◆ **INPUT DATA**
▼
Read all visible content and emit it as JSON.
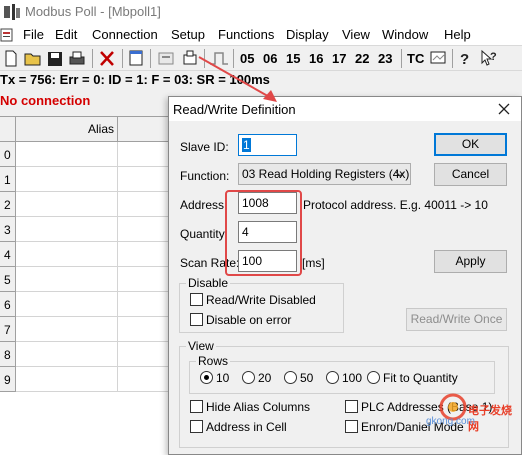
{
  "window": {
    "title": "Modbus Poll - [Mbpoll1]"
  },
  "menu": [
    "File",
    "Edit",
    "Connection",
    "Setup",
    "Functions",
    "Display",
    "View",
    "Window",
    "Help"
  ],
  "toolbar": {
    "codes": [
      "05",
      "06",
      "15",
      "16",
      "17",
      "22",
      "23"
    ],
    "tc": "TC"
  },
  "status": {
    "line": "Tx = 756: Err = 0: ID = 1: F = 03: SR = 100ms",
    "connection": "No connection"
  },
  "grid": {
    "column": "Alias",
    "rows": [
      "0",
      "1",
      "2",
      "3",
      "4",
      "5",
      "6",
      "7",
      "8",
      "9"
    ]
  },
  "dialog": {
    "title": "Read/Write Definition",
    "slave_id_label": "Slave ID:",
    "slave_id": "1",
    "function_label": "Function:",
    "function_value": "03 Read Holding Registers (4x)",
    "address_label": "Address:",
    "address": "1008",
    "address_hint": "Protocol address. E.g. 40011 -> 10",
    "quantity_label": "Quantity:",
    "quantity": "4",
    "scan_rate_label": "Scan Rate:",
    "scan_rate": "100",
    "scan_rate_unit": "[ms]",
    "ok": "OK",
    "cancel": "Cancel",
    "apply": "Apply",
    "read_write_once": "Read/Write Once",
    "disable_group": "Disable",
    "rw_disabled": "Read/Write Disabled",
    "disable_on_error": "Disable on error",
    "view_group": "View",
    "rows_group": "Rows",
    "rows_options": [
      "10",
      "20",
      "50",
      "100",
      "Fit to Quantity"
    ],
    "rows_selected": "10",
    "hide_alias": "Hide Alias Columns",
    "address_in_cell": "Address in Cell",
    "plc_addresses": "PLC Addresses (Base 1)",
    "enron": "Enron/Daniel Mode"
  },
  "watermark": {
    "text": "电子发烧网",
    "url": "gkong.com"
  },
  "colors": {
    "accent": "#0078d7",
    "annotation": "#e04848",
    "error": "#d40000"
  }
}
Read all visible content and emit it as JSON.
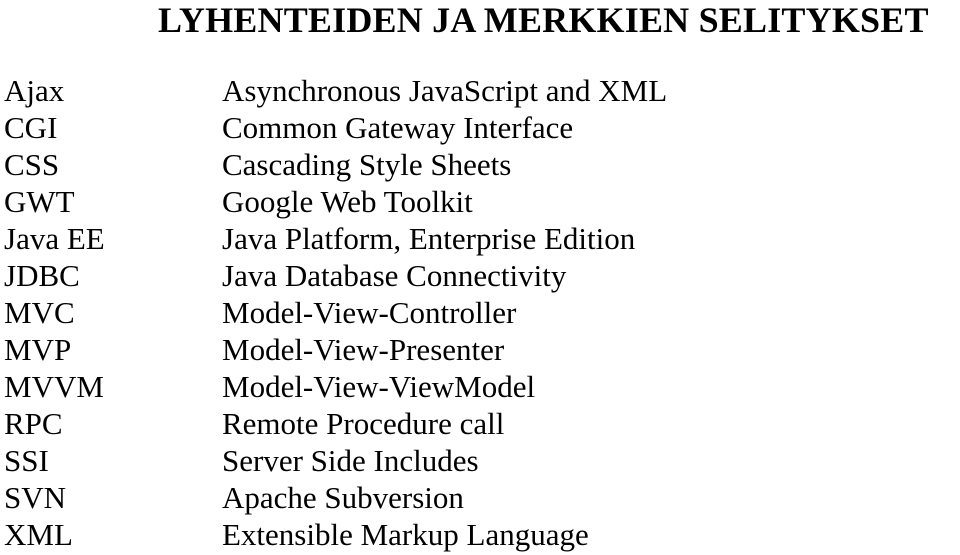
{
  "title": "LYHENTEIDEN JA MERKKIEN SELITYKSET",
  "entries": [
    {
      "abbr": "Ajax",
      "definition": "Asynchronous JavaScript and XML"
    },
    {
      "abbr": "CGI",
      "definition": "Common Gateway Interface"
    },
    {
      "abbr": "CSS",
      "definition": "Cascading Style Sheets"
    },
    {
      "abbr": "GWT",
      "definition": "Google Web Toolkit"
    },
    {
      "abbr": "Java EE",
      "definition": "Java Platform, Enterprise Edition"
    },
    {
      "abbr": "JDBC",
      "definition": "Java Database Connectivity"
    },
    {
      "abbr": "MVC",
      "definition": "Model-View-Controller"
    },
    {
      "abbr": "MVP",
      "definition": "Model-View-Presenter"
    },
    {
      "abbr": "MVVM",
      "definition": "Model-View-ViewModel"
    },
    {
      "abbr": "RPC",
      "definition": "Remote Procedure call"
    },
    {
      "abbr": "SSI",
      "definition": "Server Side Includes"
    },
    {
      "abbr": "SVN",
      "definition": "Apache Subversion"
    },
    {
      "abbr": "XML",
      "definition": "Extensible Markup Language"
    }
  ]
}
▲
◆ **YOUR GOAL**
Extract, from the material above, each line holding the word "View".

◆ **RESULT**
    "View",
    "view_group": "View",
      "definition": "Model-View-Controller"
      "definition": "Model-View-Presenter"
      "definition": "Model-View-ViewModel"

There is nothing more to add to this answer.